◆ **EXERCISE**
Count the lines containing "ylabel". Give the number alone.

━━━

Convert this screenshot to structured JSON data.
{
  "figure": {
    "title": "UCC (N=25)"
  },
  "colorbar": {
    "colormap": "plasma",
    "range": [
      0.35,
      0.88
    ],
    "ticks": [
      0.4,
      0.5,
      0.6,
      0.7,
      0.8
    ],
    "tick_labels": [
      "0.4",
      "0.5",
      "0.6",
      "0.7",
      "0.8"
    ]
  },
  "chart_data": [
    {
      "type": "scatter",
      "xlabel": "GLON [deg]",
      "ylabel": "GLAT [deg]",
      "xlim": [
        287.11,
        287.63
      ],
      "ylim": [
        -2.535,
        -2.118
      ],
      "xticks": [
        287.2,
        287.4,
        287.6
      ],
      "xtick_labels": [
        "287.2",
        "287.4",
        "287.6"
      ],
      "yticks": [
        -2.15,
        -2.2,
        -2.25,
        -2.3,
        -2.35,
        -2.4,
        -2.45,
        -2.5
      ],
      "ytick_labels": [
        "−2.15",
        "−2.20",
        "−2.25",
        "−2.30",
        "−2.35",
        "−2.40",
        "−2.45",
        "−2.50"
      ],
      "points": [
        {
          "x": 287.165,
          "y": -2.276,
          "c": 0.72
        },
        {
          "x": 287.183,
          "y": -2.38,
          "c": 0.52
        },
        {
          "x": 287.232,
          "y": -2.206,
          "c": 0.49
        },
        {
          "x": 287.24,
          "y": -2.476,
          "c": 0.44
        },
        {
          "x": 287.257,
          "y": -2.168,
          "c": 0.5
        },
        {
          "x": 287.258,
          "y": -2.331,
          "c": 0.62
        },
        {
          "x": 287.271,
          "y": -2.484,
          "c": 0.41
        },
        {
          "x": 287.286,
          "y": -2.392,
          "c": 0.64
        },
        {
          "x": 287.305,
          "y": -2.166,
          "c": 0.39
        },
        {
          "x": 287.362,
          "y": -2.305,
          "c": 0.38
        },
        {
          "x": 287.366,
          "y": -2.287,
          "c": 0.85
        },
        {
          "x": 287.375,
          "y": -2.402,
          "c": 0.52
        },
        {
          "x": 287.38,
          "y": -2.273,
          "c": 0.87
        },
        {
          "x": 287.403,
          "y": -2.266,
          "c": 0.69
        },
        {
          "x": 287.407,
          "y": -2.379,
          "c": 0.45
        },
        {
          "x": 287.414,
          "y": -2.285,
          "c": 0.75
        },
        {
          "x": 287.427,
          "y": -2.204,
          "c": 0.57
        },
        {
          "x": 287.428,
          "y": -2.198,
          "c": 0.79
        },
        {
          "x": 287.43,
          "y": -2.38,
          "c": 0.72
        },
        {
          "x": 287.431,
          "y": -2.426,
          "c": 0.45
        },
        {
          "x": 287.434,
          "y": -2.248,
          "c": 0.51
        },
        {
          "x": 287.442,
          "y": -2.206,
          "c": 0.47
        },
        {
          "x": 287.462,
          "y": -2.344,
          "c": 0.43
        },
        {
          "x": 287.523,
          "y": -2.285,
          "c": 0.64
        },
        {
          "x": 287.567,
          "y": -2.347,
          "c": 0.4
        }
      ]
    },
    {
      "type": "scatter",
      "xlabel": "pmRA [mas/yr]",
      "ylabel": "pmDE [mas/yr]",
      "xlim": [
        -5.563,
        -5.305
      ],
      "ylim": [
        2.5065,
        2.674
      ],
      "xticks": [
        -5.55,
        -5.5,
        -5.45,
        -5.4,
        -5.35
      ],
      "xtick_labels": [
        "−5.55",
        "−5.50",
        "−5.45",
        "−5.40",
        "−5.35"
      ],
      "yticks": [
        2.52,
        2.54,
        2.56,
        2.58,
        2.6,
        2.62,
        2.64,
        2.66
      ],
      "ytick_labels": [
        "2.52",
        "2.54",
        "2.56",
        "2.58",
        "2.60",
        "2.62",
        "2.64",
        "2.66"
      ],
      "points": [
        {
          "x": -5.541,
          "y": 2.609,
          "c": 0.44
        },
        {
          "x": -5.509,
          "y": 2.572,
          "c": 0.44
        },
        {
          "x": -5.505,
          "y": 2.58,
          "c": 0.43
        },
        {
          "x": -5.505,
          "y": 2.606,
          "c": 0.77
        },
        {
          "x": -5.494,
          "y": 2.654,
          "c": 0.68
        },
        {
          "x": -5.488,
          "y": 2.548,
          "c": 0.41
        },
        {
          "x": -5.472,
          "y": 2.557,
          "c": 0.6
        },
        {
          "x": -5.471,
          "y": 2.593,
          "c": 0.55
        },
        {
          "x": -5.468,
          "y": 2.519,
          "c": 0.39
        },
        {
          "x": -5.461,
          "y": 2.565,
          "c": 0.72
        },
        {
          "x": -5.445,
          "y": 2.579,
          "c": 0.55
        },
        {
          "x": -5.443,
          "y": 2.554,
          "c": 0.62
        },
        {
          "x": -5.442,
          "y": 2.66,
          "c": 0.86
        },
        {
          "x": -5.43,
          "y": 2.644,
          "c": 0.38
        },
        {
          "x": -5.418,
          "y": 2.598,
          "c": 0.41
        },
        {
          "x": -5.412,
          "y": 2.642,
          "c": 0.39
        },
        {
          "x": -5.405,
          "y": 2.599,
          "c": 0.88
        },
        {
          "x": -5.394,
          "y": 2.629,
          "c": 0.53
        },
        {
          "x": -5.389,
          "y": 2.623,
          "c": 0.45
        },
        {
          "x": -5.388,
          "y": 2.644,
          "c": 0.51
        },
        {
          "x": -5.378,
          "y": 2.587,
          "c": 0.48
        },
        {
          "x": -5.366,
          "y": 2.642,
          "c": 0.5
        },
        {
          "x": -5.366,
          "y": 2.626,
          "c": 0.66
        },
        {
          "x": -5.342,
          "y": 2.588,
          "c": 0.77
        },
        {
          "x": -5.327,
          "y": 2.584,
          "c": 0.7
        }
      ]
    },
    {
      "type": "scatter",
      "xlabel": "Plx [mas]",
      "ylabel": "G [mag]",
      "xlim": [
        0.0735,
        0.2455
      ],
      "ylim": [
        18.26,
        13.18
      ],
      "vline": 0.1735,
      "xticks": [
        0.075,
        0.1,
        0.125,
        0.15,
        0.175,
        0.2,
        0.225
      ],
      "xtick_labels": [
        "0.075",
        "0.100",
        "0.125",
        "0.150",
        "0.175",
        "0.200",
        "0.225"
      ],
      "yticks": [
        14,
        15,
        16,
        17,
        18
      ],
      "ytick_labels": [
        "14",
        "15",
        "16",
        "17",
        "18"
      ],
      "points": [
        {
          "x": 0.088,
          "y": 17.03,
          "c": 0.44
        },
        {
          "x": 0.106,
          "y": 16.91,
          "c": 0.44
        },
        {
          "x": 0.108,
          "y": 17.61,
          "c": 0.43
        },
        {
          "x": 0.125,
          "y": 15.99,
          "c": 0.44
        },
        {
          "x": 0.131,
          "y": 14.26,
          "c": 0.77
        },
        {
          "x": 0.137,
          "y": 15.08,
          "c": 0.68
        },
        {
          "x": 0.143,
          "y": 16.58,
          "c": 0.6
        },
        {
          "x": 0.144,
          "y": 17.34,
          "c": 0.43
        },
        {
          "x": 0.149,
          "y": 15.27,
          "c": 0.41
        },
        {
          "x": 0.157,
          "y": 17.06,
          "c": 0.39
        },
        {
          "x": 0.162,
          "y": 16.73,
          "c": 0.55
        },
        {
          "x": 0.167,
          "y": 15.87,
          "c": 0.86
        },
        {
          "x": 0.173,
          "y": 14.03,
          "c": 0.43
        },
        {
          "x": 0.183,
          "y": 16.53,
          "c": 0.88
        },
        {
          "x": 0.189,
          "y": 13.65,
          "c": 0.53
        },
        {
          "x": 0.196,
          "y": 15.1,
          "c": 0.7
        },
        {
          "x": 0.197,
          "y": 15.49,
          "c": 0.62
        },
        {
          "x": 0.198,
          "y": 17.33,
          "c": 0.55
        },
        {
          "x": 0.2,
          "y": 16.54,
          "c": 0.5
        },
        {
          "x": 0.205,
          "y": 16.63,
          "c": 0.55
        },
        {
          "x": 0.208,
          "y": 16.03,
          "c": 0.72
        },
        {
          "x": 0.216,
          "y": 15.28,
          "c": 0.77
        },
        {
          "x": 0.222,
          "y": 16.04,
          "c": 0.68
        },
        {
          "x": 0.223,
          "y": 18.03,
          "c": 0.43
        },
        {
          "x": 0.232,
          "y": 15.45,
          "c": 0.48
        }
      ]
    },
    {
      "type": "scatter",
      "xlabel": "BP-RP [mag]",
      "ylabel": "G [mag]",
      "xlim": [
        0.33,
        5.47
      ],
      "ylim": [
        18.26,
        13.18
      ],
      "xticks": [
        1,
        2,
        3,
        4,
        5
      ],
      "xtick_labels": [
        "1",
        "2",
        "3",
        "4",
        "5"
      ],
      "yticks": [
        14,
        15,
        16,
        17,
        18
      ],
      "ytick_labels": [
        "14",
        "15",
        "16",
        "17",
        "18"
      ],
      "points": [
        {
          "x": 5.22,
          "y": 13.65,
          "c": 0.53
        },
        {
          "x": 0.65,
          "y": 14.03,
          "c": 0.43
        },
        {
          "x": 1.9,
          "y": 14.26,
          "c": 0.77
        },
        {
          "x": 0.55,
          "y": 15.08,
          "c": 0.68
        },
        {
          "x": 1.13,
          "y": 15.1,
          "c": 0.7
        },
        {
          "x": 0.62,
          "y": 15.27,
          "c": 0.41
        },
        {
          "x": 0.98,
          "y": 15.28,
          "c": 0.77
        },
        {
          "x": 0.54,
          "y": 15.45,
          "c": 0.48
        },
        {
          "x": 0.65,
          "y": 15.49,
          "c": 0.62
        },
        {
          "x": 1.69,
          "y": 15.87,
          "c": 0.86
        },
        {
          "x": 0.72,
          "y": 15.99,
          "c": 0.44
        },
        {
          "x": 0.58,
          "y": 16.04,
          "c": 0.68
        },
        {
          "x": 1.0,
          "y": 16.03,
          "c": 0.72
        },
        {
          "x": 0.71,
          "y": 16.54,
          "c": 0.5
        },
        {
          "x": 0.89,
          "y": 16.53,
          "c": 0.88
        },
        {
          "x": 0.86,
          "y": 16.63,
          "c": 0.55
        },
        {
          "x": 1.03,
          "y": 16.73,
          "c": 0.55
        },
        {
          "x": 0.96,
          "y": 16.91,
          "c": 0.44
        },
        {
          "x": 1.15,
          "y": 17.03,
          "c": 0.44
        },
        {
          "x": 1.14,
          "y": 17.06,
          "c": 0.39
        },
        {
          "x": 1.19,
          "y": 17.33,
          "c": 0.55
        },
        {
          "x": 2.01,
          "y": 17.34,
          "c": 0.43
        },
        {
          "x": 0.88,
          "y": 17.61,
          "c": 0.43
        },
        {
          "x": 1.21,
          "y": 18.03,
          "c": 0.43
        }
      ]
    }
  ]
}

━━━

◆ **SOLUTION FOR THIS EXERCISE**
4